**STATED PROBLEM**
Copy each line that contains the string "text".
>> begin RECORD LIST
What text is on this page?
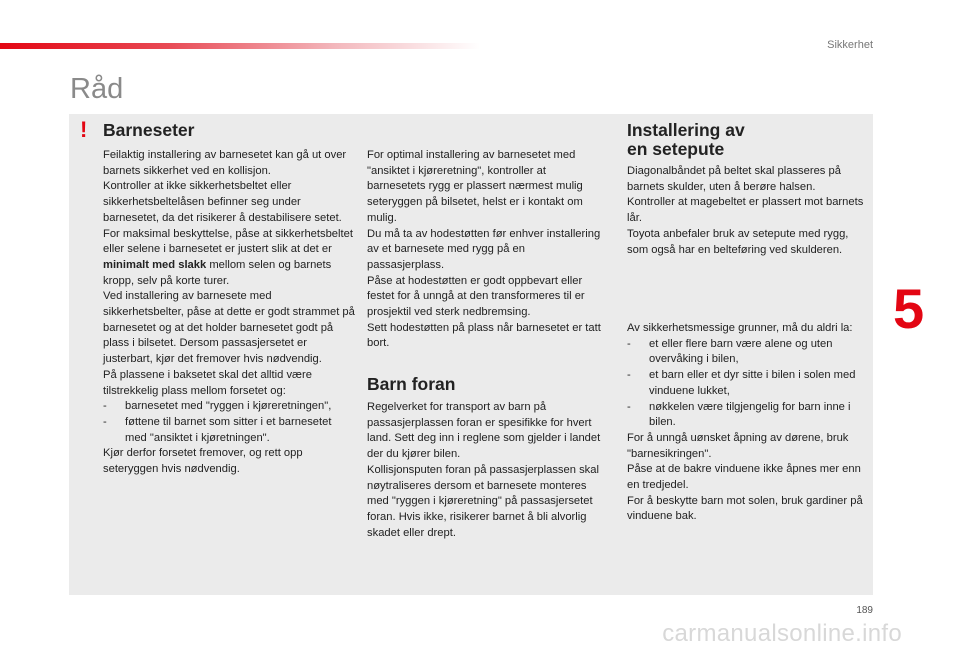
Sikkerhet
Råd
! Barneseter

Feilaktig installering av barnesetet kan gå ut over barnets sikkerhet ved en kollisjon.

Kontroller at ikke sikkerhetsbeltet eller sikkerhetsbeltelåsen befinner seg under barnesetet, da det risikerer å destabilisere setet.

For maksimal beskyttelse, påse at sikkerhetsbeltet eller selene i barnesetet er justert slik at det er minimalt med slakk mellom selen og barnets kropp, selv på korte turer.

Ved installering av barnesete med sikkerhetsbelter, påse at dette er godt strammet på barnesetet og at det holder barnesetet godt på plass i bilsetet. Dersom passasjersetet er justerbart, kjør det fremover hvis nødvendig.

På plassene i baksetet skal det alltid være tilstrekkelig plass mellom forsetet og:

-	barnesetet med "ryggen i kjøreretningen",
-	føttene til barnet som sitter i et barnesetet med "ansiktet i kjøretningen".

Kjør derfor forsetet fremover, og rett opp seteryggen hvis nødvendig.

For optimal installering av barnesetet med "ansiktet i kjøreretning", kontroller at barnesetets rygg er plassert nærmest mulig seteryggen på bilsetet, helst er i kontakt om mulig.

Du må ta av hodestøtten før enhver installering av et barnesete med rygg på en passasjerplass.

Påse at hodestøtten er godt oppbevart eller festet for å unngå at den transformeres til er prosjektil ved sterk nedbremsing.

Sett hodestøtten på plass når barnesetet er tatt bort.

Barn foran

Regelverket for transport av barn på passasjerplassen foran er spesifikke for hvert land. Sett deg inn i reglene som gjelder i landet der du kjører bilen.

Kollisjonsputen foran på passasjerplassen skal nøytraliseres dersom et barnesete monteres med "ryggen i kjøreretning" på passasjersetet foran. Hvis ikke, risikerer barnet å bli alvorlig skadet eller drept.

Installering av
en setepute

Diagonalbåndet på beltet skal plasseres på barnets skulder, uten å berøre halsen.

Kontroller at magebeltet er plassert mot barnets lår.

Toyota anbefaler bruk av setepute med rygg, som også har en belteføring ved skulderen.

Av sikkerhetsmessige grunner, må du aldri la:

-	et eller flere barn være alene og uten overvåking i bilen,
-	et barn eller et dyr sitte i bilen i solen med vinduene lukket,
-	nøkkelen være tilgjengelig for barn inne i bilen.

For å unngå uønsket åpning av dørene, bruk "barnesikringen".

Påse at de bakre vinduene ikke åpnes mer enn en tredjedel.

For å beskytte barn mot solen, bruk gardiner på vinduene bak.

5
189
carmanualsonline.info
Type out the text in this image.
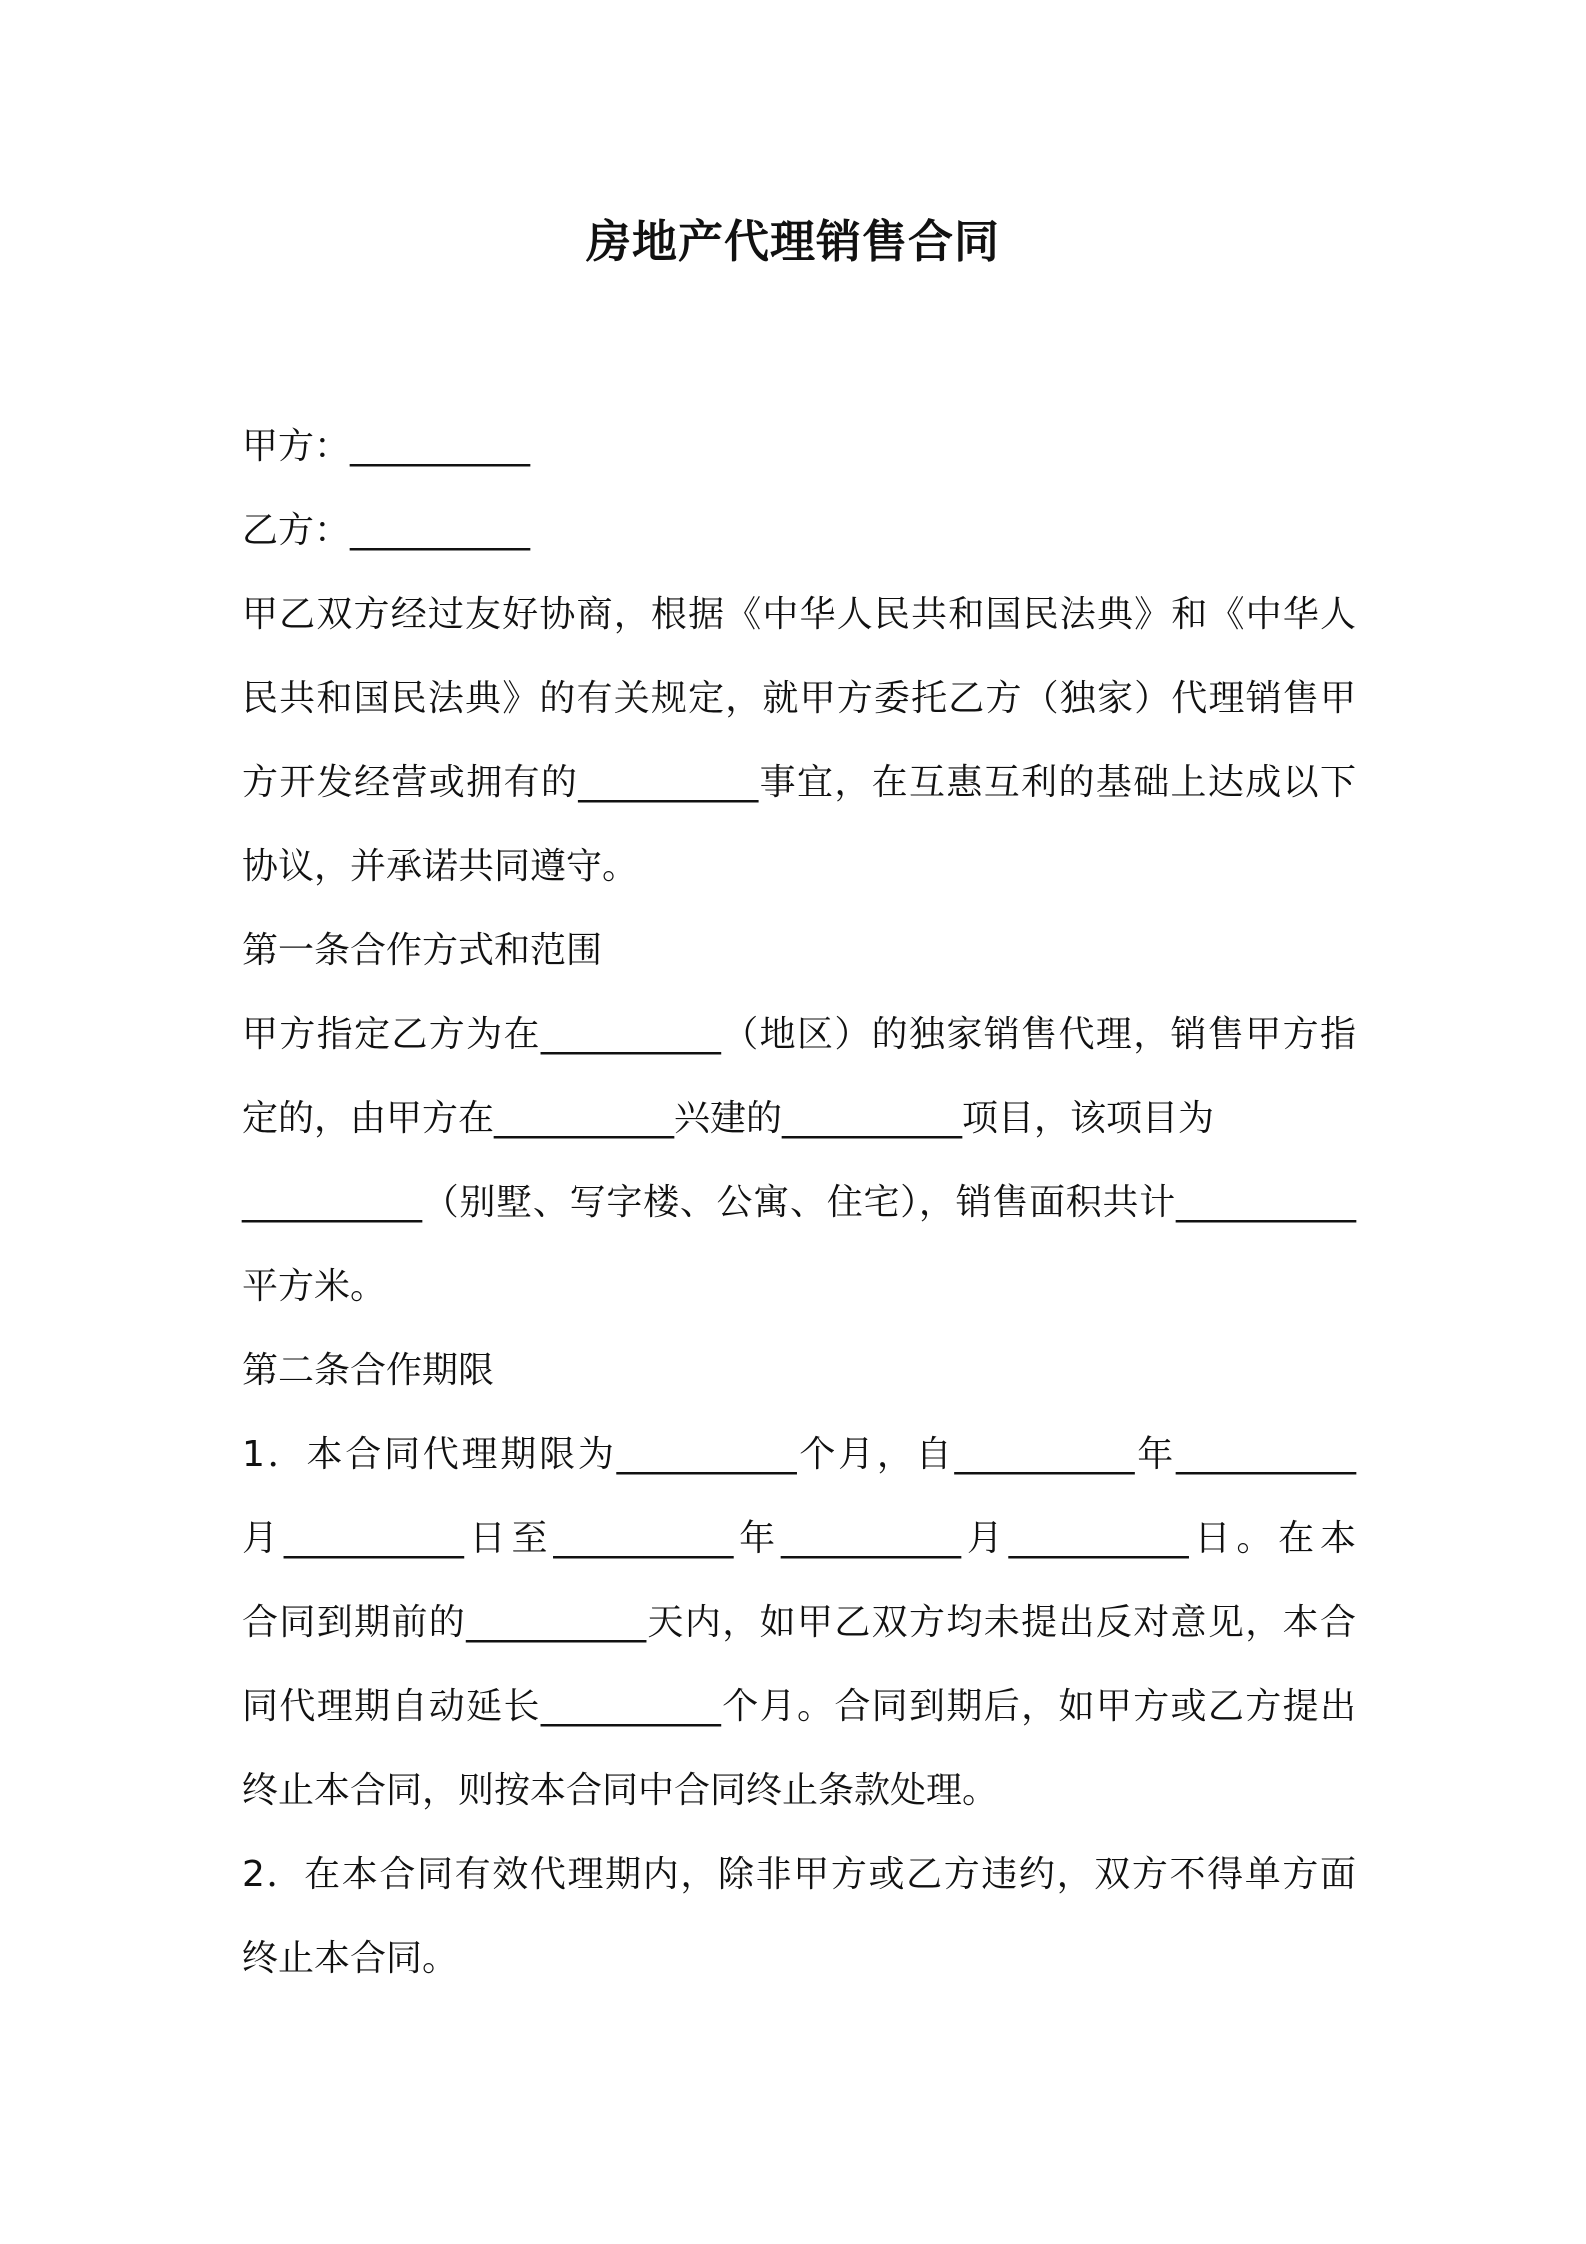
房地产代理销售合同
甲方：__________
乙方：__________
甲乙双方经过友好协商，根据《中华人民共和国民法典》和《中华人
民共和国民法典》的有关规定，就甲方委托乙方（独家）代理销售甲
方开发经营或拥有的__________事宜，在互惠互利的基础上达成以下
协议，并承诺共同遵守。
第一条合作方式和范围
甲方指定乙方为在__________（地区）的独家销售代理，销售甲方指
定的，由甲方在__________兴建的__________项目，该项目为
__________（别墅、写字楼、公寓、住宅），销售面积共计__________
平方米。
第二条合作期限
1．本合同代理期限为__________个月，自__________年__________
月__________日至__________年__________月__________日。在本
合同到期前的__________天内，如甲乙双方均未提出反对意见，本合
同代理期自动延长__________个月。合同到期后，如甲方或乙方提出
终止本合同，则按本合同中合同终止条款处理。
2．在本合同有效代理期内，除非甲方或乙方违约，双方不得单方面
终止本合同。
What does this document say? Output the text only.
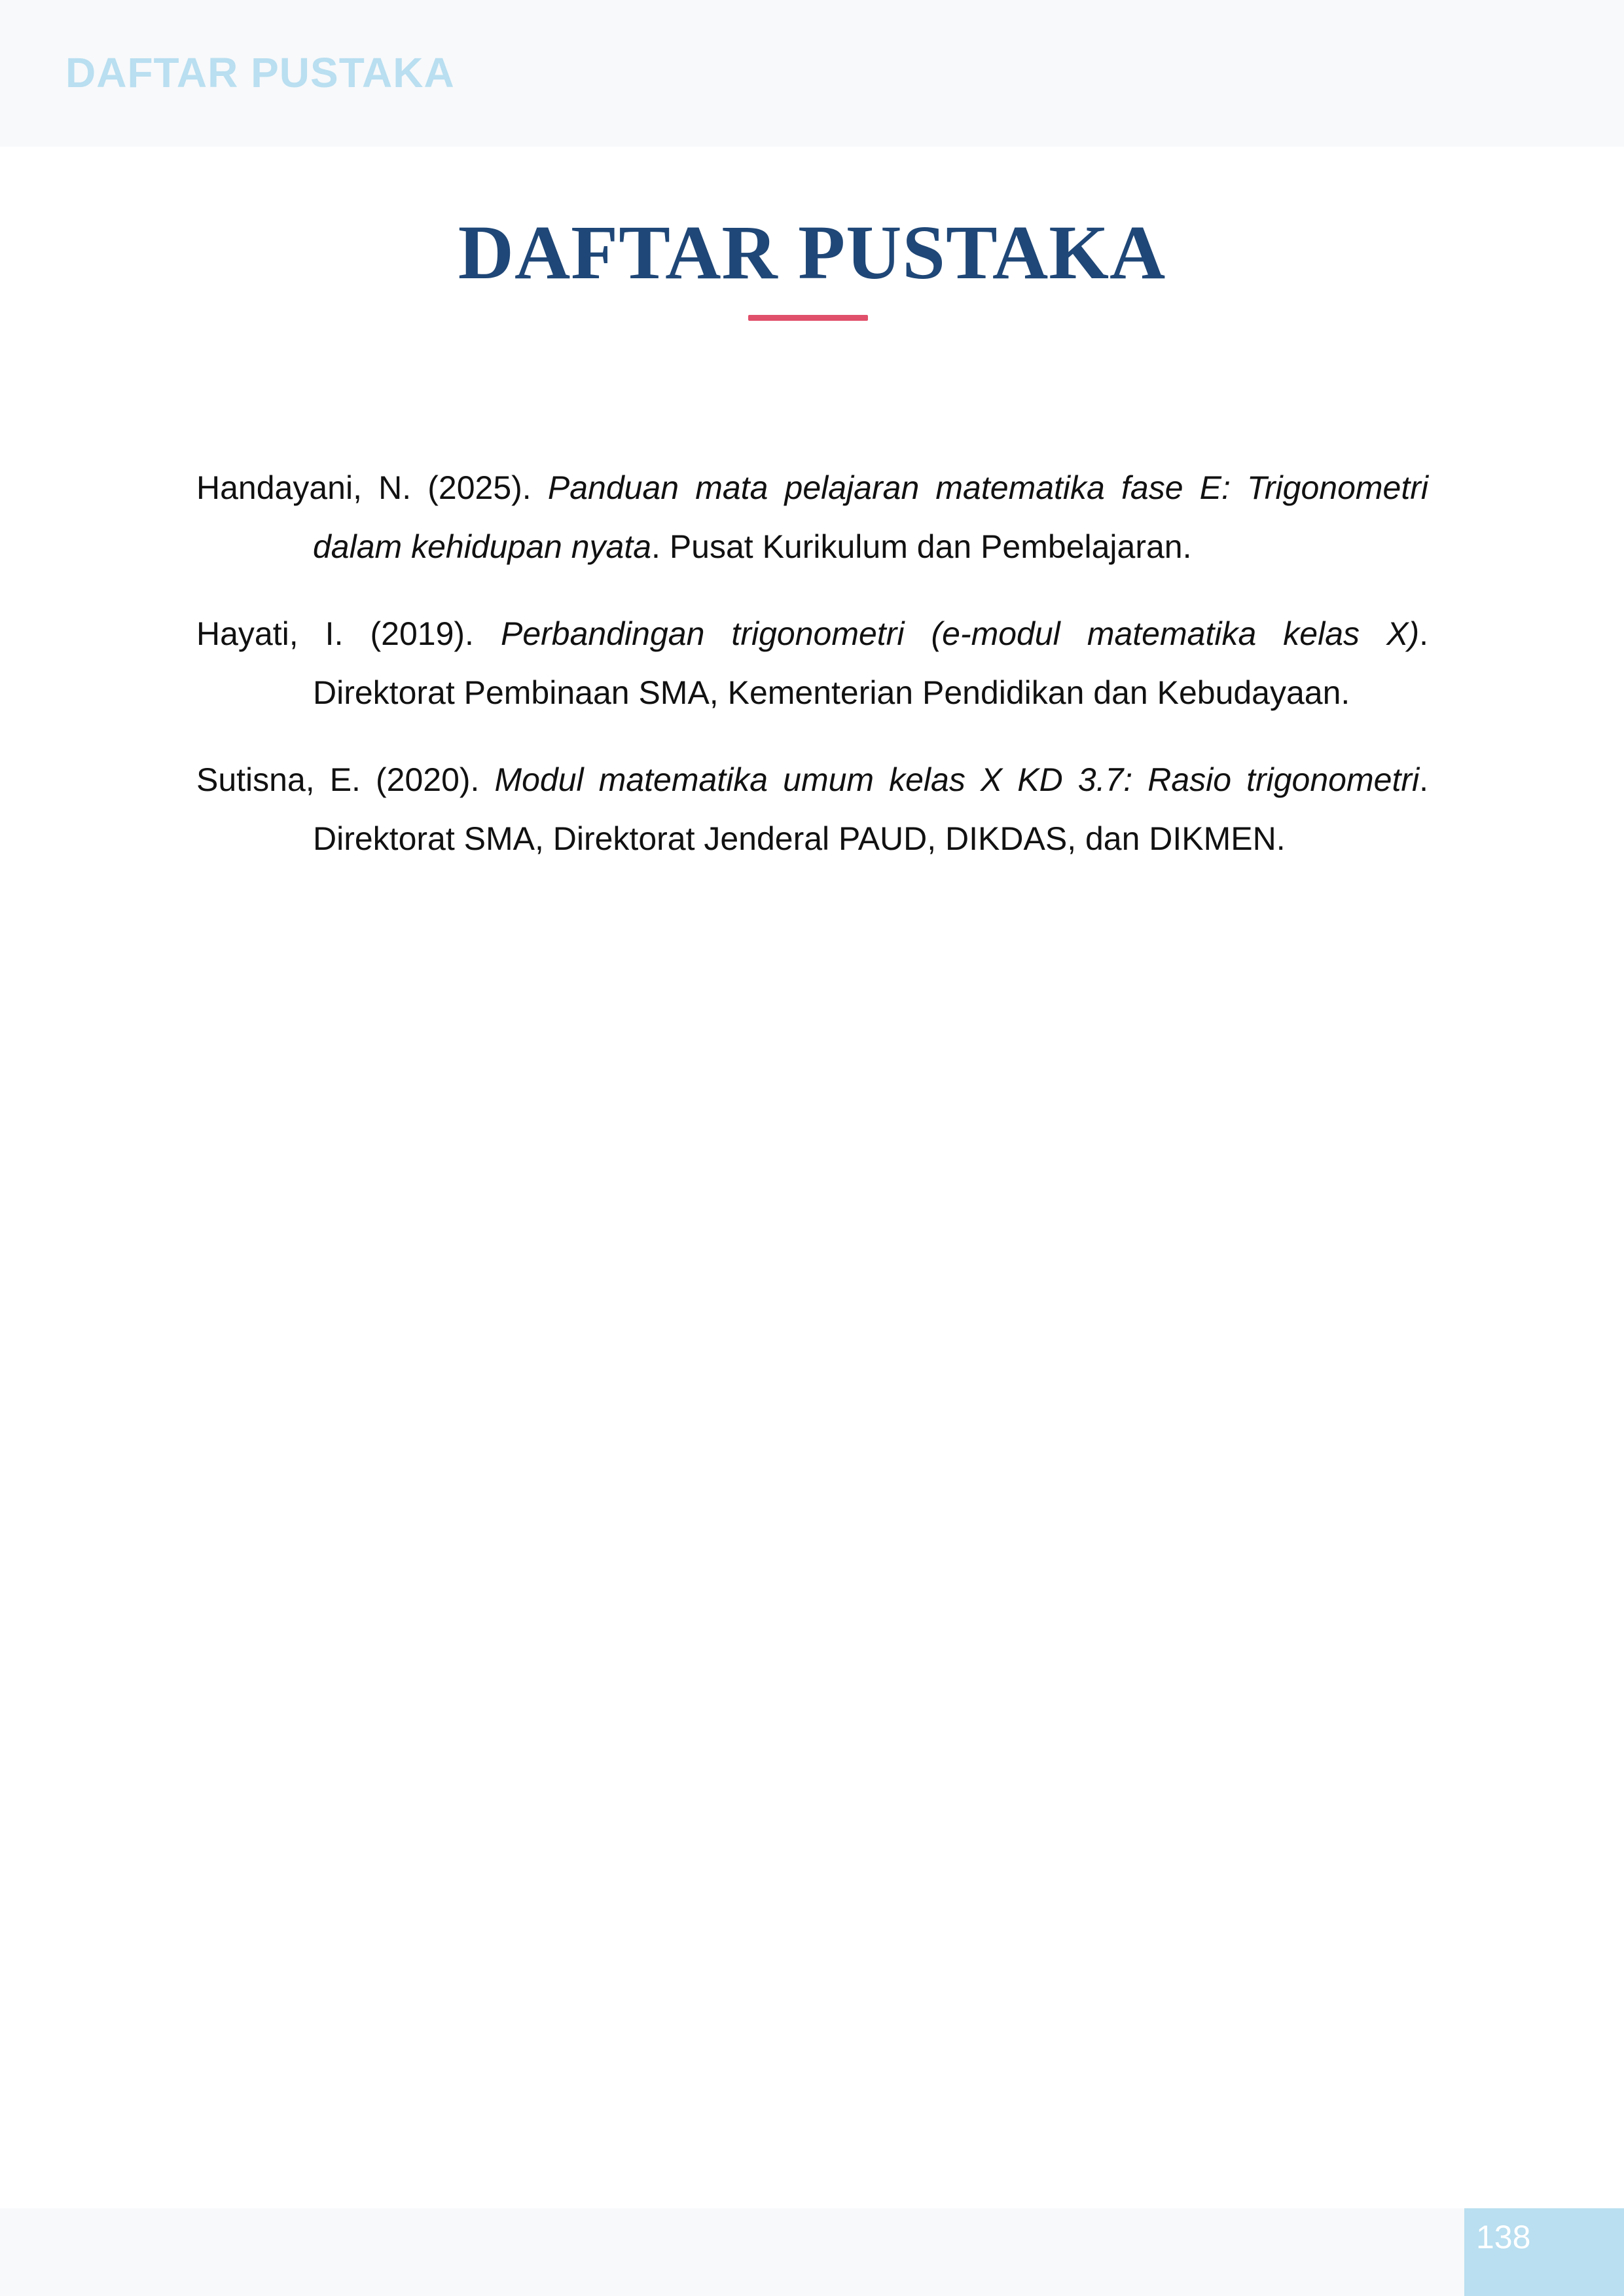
DAFTAR PUSTAKA
DAFTAR PUSTAKA

Handayani, N. (2025). Panduan mata pelajaran matematika fase E: Trigonometri dalam kehidupan nyata. Pusat Kurikulum dan Pembelajaran.

Hayati, I. (2019). Perbandingan trigonometri (e-modul matematika kelas X). Direktorat Pembinaan SMA, Kementerian Pendidikan dan Kebudayaan.

Sutisna, E. (2020). Modul matematika umum kelas X KD 3.7: Rasio trigonometri. Direktorat SMA, Direktorat Jenderal PAUD, DIKDAS, dan DIKMEN.

138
>> end RECORD LIST
**EXERCISE RESULT**
What text is on this page?
Type out the text in this image.
What does this document say? Output the text only.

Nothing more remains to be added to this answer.